# YOUR GOAL
Give the number of lines that hold the string "Share". Nothing else is needed.

# MATERIAL SUPPLIED
____________________
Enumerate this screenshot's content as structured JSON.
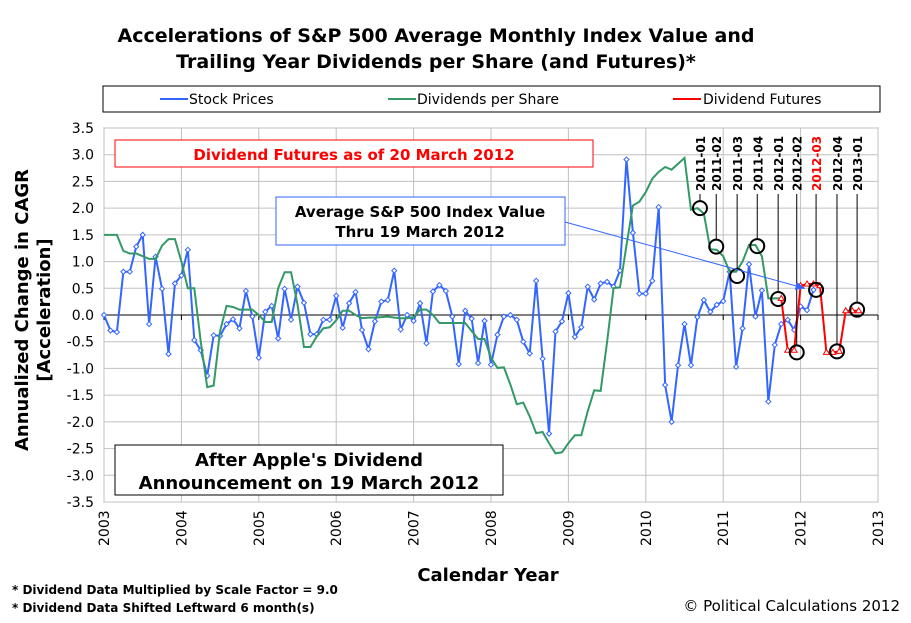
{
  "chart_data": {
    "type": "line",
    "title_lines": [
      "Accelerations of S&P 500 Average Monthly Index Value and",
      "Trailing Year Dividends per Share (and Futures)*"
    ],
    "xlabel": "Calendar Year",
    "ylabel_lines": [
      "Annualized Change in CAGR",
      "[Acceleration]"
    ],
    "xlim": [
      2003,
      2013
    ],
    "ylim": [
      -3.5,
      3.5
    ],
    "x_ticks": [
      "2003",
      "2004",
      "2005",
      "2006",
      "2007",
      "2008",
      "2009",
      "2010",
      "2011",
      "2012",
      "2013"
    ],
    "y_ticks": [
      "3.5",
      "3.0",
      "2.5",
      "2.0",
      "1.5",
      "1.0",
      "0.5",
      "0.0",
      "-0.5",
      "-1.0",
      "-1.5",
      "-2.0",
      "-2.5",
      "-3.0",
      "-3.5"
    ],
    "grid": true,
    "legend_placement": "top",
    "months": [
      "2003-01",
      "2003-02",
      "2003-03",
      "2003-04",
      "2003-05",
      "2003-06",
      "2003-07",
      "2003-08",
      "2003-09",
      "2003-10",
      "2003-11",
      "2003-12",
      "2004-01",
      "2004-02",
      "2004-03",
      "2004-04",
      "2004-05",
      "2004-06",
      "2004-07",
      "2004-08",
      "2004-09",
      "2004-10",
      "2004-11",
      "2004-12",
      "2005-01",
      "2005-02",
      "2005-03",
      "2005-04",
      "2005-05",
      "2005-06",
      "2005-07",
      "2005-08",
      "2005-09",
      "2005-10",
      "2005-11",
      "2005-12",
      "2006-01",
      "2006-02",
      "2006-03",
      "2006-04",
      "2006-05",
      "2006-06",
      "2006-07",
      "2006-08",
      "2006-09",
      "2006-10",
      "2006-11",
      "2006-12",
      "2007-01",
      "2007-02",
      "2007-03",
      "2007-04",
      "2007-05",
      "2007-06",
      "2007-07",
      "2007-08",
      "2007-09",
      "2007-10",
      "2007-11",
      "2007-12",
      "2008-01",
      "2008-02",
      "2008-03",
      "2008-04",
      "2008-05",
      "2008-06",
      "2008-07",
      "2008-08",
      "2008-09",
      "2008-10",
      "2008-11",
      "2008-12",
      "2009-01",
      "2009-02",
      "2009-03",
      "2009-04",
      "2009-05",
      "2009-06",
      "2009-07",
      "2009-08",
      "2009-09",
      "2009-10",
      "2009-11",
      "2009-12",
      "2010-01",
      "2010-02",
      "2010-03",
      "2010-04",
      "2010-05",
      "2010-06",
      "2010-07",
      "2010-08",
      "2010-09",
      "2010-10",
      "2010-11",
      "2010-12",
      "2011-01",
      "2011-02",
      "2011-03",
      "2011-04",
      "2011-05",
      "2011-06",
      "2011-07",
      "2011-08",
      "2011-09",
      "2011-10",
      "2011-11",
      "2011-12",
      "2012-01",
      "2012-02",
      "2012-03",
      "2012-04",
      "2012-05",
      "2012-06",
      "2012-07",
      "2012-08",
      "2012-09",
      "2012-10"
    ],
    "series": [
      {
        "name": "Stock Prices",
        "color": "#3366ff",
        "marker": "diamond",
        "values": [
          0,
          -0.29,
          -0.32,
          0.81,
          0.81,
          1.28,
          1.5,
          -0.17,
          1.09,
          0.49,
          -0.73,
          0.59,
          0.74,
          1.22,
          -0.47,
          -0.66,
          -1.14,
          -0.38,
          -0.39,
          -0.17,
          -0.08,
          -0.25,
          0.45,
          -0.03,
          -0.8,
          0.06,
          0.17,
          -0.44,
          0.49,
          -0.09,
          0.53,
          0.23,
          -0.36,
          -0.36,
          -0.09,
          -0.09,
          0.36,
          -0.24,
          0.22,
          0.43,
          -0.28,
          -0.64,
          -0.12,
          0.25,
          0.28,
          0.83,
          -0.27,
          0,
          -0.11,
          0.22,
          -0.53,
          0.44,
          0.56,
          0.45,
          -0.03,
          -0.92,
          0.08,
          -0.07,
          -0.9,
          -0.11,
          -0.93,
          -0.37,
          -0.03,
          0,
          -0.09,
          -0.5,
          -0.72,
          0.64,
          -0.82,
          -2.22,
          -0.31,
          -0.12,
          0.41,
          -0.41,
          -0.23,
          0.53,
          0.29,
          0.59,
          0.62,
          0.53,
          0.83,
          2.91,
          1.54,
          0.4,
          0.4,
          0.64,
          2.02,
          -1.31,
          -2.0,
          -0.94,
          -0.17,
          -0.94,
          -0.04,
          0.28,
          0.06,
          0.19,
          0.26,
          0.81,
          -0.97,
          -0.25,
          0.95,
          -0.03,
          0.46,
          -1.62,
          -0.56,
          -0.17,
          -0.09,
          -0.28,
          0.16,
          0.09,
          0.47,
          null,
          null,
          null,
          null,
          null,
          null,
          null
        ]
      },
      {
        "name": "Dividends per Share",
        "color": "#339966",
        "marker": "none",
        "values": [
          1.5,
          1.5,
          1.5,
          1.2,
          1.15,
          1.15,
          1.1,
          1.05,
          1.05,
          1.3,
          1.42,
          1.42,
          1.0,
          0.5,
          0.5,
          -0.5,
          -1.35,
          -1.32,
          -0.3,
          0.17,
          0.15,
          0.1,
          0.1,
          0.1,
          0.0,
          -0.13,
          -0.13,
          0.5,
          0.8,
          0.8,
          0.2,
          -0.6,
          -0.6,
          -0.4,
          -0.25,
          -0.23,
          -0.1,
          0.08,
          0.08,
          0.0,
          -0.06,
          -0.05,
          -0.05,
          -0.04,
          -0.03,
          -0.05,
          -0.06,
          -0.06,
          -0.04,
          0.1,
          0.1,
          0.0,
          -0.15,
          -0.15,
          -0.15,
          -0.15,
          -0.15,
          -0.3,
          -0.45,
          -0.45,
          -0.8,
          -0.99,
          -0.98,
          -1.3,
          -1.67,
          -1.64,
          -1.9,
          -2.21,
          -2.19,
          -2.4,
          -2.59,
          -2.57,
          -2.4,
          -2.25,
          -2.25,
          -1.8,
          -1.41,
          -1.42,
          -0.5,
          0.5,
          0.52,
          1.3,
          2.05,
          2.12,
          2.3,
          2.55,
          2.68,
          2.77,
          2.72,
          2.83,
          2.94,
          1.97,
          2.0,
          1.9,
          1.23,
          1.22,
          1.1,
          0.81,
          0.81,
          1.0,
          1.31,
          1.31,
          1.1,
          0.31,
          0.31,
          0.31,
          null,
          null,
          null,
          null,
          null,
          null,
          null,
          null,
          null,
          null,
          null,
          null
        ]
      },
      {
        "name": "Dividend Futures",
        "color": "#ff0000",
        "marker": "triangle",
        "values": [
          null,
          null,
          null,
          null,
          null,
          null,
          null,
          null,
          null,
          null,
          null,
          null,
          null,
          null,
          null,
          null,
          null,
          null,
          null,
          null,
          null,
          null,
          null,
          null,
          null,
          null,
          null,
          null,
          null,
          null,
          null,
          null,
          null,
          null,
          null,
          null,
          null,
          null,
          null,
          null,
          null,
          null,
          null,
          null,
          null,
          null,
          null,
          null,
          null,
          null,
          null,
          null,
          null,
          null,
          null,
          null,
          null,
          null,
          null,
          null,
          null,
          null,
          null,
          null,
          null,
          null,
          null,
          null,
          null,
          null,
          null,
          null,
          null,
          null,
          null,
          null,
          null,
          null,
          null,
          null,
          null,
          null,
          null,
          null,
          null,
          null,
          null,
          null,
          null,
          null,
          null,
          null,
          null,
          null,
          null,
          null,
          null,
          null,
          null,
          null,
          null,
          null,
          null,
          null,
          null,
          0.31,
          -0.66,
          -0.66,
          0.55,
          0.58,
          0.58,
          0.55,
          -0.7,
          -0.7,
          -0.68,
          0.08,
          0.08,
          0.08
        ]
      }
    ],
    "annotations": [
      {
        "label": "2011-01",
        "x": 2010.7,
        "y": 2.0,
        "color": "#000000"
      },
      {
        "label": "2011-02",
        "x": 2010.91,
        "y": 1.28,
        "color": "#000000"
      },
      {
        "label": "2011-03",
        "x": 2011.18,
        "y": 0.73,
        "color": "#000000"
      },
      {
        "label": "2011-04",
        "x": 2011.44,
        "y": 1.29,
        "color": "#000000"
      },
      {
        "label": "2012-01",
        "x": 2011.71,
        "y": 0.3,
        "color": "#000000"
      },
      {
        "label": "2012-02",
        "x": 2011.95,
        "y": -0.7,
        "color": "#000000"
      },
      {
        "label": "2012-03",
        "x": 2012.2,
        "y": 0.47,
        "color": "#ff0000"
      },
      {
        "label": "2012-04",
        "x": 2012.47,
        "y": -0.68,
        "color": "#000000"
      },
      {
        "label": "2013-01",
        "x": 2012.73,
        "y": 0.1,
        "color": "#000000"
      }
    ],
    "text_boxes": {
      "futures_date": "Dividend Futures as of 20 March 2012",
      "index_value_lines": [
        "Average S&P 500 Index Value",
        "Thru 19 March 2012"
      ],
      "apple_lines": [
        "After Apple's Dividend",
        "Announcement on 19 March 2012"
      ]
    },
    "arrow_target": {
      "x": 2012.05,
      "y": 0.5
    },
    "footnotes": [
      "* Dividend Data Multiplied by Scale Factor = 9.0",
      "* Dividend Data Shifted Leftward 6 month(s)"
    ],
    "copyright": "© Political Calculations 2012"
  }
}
____________________
# WORKED SOLUTION
2